### Exercise requirements
Among the entries, which lines carry the string "манипулирование"? Copy each of them.

▬▬▬▬▬▬▬▬▬▬

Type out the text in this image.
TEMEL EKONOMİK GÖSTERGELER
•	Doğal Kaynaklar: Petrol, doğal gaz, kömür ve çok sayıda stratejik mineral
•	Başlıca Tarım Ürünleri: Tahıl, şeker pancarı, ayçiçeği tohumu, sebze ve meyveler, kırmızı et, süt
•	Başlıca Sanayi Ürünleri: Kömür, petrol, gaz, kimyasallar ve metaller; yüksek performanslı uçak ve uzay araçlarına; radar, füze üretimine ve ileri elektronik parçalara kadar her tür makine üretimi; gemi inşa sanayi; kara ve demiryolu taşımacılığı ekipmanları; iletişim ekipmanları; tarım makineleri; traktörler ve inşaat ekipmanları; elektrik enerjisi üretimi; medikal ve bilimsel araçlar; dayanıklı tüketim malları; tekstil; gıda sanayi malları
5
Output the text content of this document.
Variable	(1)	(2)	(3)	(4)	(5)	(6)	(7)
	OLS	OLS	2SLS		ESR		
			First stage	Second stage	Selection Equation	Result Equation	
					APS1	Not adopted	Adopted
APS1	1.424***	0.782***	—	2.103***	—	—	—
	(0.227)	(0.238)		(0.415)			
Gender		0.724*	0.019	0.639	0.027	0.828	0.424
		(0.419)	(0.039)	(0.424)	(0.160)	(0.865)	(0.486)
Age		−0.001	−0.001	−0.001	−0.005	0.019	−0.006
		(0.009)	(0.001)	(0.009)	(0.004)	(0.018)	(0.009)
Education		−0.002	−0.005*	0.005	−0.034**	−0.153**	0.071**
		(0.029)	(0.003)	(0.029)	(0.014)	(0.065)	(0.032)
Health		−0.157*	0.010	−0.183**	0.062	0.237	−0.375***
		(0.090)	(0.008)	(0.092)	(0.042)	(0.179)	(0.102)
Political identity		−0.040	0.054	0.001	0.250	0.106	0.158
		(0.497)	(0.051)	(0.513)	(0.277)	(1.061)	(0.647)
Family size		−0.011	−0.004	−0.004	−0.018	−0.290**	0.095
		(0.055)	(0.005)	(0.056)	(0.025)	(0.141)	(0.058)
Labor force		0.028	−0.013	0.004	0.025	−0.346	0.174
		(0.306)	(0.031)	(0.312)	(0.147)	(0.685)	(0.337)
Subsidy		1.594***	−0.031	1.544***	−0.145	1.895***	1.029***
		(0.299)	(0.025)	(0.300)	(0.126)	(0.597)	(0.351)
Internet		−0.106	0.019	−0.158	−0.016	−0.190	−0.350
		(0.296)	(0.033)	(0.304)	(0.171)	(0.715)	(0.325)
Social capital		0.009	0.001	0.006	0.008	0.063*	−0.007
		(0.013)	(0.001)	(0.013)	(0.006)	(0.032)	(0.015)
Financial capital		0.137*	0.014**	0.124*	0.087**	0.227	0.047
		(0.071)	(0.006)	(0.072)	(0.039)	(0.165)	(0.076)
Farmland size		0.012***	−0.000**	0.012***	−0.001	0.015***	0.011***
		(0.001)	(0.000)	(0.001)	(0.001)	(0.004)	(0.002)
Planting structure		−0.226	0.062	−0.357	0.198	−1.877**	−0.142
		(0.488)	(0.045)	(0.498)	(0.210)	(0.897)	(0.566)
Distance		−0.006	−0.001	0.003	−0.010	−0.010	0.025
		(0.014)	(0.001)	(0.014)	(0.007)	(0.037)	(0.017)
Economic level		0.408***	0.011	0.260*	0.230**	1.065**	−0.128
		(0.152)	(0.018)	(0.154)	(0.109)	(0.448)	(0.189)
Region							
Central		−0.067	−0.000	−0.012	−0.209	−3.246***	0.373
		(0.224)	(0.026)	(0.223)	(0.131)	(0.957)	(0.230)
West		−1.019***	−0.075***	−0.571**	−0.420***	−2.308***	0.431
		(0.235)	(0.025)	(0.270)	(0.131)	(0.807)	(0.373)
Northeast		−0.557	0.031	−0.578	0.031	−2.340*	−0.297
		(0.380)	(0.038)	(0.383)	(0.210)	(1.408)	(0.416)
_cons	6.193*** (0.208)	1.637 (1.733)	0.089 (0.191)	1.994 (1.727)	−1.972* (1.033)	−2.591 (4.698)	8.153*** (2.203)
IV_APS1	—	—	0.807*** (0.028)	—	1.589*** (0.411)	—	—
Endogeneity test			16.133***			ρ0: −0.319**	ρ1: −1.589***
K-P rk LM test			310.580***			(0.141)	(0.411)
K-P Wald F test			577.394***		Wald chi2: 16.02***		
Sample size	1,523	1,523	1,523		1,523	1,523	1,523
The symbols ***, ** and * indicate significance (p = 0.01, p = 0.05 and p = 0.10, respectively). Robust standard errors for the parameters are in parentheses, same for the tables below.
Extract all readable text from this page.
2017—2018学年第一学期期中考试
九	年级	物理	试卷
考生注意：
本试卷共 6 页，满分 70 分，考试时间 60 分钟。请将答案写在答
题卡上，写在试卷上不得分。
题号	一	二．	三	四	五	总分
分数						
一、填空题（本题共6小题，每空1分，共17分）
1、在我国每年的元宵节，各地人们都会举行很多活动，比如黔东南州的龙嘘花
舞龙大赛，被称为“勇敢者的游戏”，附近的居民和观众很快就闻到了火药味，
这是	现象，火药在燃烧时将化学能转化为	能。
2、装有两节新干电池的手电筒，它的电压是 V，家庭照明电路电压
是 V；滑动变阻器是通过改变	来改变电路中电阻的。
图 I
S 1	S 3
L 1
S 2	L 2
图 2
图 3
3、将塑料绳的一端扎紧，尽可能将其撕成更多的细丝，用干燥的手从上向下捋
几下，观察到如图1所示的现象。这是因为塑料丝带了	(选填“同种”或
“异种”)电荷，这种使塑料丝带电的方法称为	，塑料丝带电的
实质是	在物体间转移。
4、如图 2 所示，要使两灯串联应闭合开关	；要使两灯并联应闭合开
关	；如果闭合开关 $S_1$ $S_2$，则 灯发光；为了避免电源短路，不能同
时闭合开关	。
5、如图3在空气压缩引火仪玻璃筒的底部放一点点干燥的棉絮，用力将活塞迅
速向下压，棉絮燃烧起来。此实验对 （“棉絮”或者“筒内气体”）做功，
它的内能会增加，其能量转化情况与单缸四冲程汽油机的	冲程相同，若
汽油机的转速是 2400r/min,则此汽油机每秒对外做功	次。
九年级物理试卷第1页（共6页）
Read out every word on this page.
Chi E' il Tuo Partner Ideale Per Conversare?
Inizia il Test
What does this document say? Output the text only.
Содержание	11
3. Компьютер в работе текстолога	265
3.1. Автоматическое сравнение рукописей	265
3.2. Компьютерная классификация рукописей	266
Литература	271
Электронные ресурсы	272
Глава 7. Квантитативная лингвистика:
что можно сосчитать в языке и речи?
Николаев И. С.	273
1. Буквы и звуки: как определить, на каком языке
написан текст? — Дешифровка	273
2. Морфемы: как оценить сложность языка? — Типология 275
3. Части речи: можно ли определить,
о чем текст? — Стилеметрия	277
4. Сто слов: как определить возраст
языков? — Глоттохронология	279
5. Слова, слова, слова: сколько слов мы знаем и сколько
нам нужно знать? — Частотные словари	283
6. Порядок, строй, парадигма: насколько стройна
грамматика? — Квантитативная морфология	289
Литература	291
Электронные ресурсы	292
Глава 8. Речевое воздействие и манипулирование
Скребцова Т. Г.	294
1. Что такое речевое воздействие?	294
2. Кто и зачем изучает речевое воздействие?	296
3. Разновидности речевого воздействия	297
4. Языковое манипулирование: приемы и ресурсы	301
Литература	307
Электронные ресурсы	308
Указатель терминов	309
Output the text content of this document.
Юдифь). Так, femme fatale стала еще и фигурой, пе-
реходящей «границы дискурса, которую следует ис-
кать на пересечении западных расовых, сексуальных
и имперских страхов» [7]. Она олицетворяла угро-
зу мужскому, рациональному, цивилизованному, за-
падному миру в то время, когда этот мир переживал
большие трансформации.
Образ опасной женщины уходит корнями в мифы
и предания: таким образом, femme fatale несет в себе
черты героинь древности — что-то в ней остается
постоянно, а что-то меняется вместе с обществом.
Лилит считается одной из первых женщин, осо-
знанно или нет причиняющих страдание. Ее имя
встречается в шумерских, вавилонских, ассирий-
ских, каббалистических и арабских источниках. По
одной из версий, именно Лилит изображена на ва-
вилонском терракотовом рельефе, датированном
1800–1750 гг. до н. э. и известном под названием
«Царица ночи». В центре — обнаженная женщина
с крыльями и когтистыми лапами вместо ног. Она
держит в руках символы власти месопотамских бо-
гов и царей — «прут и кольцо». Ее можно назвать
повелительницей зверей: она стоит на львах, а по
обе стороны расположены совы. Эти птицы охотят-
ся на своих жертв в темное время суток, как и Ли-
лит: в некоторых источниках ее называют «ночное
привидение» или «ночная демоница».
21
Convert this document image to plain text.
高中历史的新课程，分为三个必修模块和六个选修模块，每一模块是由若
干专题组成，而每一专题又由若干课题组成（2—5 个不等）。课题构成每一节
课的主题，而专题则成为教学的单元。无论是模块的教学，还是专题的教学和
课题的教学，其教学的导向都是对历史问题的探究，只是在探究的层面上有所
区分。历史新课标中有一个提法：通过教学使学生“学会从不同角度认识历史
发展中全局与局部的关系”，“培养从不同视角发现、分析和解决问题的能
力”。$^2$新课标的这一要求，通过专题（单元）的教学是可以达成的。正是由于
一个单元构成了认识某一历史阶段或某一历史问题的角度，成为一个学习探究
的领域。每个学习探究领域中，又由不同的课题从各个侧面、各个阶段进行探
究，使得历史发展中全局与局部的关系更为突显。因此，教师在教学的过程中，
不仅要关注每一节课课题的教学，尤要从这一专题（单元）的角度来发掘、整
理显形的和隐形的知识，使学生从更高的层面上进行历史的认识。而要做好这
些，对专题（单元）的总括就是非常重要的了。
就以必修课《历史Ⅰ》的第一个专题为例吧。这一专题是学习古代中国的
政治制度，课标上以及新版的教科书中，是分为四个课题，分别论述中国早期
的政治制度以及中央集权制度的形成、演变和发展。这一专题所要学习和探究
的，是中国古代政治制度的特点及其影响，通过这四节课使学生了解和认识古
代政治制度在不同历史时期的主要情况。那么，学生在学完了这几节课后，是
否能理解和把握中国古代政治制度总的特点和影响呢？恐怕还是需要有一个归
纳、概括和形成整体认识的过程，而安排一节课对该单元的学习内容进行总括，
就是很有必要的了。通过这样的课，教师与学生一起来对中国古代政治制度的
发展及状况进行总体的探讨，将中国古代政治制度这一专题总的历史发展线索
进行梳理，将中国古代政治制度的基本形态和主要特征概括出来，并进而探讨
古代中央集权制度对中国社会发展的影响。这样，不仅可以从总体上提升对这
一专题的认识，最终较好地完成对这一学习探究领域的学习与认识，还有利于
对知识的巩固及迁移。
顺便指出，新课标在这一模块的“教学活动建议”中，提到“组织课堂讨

▬▬▬▬▬▬▬▬▬▬

### Solved problem
Глава 8. Речевое воздействие и манипулирование
4. Языковое манипулирование: приемы и ресурсы	301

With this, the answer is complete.